►
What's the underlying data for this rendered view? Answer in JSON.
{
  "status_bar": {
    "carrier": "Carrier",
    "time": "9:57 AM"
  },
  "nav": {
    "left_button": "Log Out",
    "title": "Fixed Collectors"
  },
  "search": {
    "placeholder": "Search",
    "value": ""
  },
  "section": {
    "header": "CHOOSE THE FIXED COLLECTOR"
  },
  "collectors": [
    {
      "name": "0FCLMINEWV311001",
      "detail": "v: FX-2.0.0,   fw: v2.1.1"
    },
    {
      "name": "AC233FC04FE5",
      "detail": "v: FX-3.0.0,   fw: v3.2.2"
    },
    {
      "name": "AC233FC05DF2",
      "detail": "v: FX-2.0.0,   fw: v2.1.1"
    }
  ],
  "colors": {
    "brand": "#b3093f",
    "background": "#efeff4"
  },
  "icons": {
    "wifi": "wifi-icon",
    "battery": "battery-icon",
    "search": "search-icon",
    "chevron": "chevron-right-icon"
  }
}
◄
Task objective: The records are above. How many lines in them contain the word "name"? Give the number alone.

The answer: 3